Start

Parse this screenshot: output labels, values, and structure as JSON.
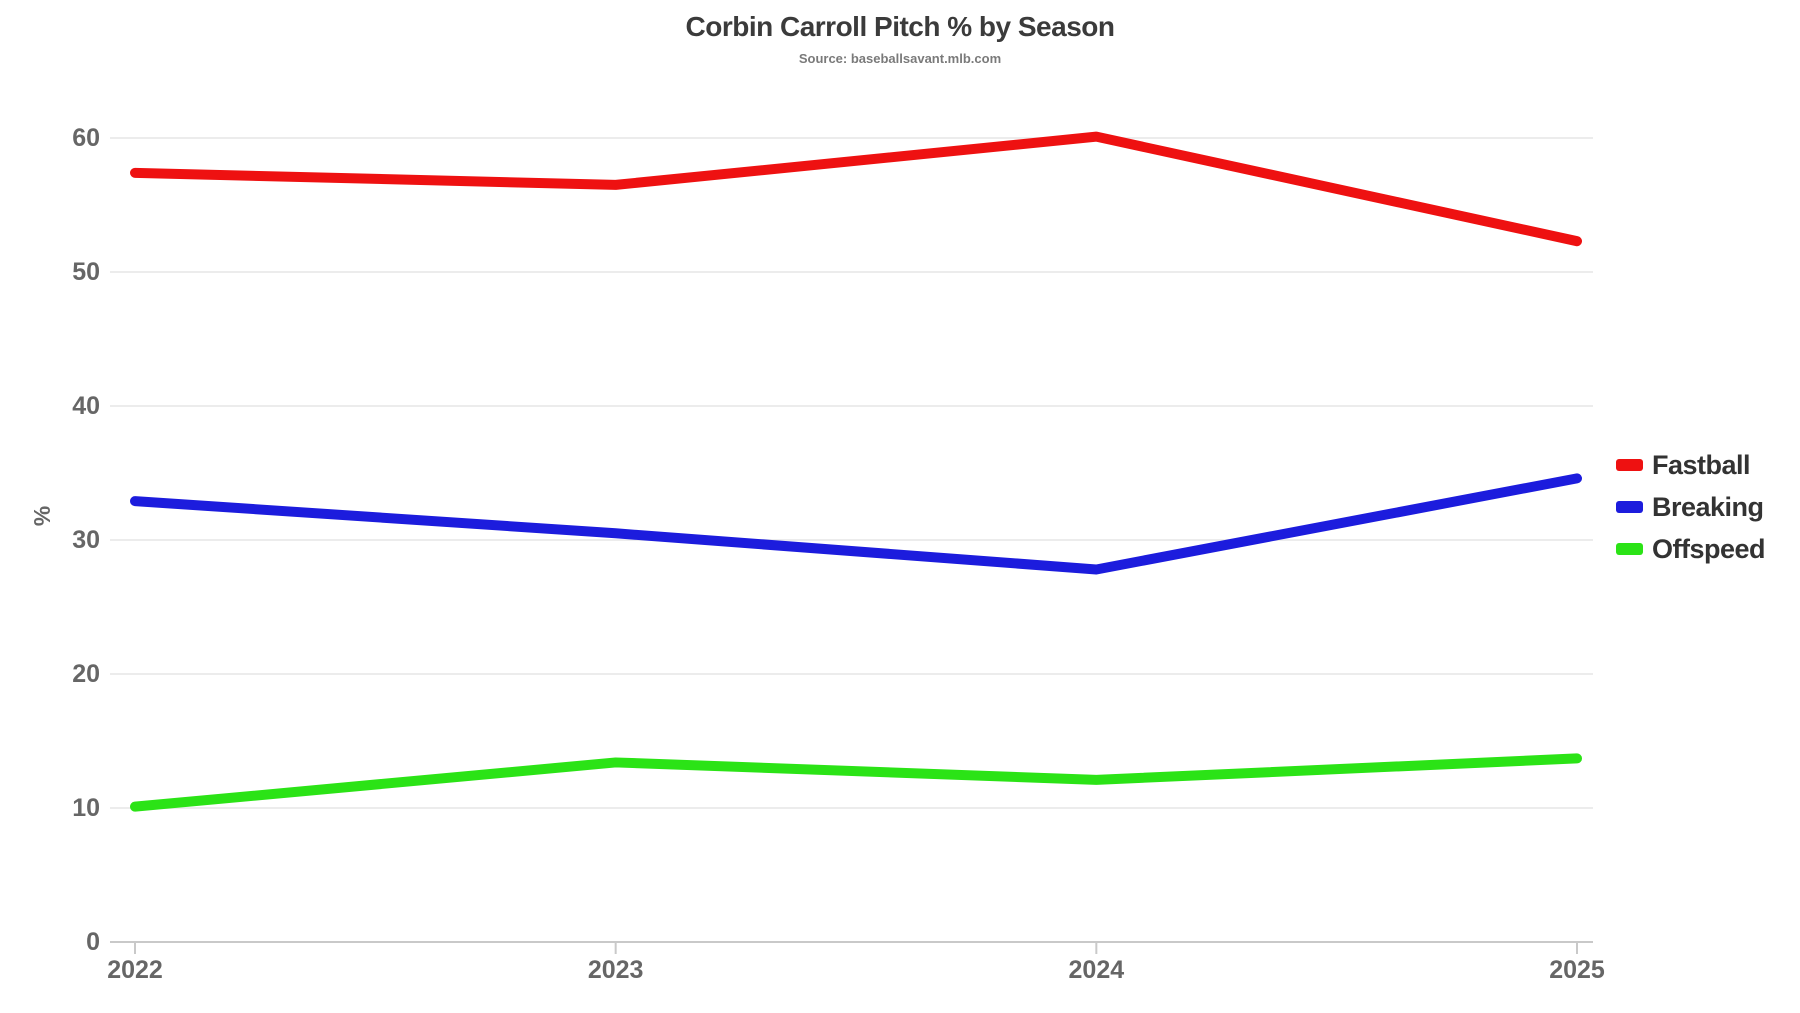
{
  "title": "Corbin Carroll Pitch % by Season",
  "subtitle": "Source: baseballsavant.mlb.com",
  "chart_data": {
    "type": "line",
    "categories": [
      "2022",
      "2023",
      "2024",
      "2025"
    ],
    "series": [
      {
        "name": "Fastball",
        "color": "#ee1111",
        "values": [
          57.4,
          56.5,
          60.1,
          52.3
        ]
      },
      {
        "name": "Breaking",
        "color": "#1c1cdd",
        "values": [
          32.9,
          30.5,
          27.8,
          34.6
        ]
      },
      {
        "name": "Offspeed",
        "color": "#2be316",
        "values": [
          10.1,
          13.4,
          12.1,
          13.7
        ]
      }
    ],
    "xlabel": "",
    "ylabel": "%",
    "ylim": [
      0,
      60
    ],
    "yticks": [
      0,
      10,
      20,
      30,
      40,
      50,
      60
    ],
    "grid": true,
    "legend_position": "right",
    "line_width": 10
  },
  "axis_style": {
    "tick_label_color": "#666666",
    "grid_color": "#ececec",
    "axis_line_color": "#c9c9c9"
  }
}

End

### [Short exercise]
Reproduce all of the material above word for word. Omit the pictures.

### [Solved problem]
Parse this screenshot: output labels, values, and structure as JSON.
{
  "title": "Corbin Carroll Pitch % by Season",
  "subtitle": "Source: baseballsavant.mlb.com",
  "chart_data": {
    "type": "line",
    "categories": [
      "2022",
      "2023",
      "2024",
      "2025"
    ],
    "series": [
      {
        "name": "Fastball",
        "color": "#ee1111",
        "values": [
          57.4,
          56.5,
          60.1,
          52.3
        ]
      },
      {
        "name": "Breaking",
        "color": "#1c1cdd",
        "values": [
          32.9,
          30.5,
          27.8,
          34.6
        ]
      },
      {
        "name": "Offspeed",
        "color": "#2be316",
        "values": [
          10.1,
          13.4,
          12.1,
          13.7
        ]
      }
    ],
    "xlabel": "",
    "ylabel": "%",
    "ylim": [
      0,
      60
    ],
    "yticks": [
      0,
      10,
      20,
      30,
      40,
      50,
      60
    ],
    "grid": true,
    "legend_position": "right",
    "line_width": 10
  },
  "axis_style": {
    "tick_label_color": "#666666",
    "grid_color": "#ececec",
    "axis_line_color": "#c9c9c9"
  }
}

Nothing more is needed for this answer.